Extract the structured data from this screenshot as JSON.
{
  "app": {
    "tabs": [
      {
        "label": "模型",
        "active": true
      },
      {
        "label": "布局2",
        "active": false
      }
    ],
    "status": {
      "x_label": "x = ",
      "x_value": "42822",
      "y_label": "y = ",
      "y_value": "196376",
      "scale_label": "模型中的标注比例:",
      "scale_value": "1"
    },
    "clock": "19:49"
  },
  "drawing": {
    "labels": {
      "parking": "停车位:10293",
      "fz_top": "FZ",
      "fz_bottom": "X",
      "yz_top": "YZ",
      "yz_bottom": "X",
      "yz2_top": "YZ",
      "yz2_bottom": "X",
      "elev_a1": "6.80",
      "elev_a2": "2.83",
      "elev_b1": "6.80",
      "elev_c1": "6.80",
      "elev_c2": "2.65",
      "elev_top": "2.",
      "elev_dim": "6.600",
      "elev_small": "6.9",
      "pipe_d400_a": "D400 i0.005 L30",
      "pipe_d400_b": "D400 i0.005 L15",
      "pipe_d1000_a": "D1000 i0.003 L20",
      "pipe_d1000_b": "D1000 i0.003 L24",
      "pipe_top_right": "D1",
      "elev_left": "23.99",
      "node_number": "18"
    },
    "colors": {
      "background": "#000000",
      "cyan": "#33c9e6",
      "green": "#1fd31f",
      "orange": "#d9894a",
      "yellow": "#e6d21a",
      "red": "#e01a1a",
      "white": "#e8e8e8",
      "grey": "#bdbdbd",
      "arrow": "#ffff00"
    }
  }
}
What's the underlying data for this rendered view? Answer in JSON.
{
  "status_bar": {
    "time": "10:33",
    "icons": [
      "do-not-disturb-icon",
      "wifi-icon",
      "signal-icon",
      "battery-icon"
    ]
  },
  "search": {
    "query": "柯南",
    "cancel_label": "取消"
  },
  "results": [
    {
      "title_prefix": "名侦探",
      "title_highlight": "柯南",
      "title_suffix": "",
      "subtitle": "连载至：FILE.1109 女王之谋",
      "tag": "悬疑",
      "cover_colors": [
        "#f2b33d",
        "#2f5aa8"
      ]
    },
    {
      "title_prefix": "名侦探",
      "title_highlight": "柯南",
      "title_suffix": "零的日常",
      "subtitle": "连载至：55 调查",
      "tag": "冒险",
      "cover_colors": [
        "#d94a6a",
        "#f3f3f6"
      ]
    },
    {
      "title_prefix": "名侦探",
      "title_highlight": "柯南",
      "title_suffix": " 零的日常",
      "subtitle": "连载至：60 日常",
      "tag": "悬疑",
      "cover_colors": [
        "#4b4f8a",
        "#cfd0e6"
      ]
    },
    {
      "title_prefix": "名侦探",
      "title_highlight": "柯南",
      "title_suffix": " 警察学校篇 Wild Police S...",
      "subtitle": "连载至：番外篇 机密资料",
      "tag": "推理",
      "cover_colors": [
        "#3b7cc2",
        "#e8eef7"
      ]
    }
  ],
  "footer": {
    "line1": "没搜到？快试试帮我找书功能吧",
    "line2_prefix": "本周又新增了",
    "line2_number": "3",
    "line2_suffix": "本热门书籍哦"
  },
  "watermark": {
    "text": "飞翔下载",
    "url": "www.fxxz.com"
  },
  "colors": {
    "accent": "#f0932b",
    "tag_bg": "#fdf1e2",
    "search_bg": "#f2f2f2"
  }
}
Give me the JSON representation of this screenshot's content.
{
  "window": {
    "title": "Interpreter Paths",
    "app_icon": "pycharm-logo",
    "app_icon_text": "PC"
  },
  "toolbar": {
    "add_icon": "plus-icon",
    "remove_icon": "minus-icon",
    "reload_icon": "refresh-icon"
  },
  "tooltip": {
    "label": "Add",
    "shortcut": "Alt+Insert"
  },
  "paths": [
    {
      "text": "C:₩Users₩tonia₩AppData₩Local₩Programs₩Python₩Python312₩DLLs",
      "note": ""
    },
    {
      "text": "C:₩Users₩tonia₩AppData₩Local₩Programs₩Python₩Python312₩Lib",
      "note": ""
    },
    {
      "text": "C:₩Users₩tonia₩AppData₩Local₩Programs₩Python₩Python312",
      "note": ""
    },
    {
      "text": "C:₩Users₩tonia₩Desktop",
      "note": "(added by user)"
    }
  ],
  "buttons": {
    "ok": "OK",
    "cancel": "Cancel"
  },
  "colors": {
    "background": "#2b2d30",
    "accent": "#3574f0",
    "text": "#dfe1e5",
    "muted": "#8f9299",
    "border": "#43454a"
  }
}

# Set problem
Locate the lines above that hold the word "screenshot". Show every one of them.

# Solution for this problem
Extract the structured data from this screenshot as JSON.
Give me the JSON representation of this screenshot's content.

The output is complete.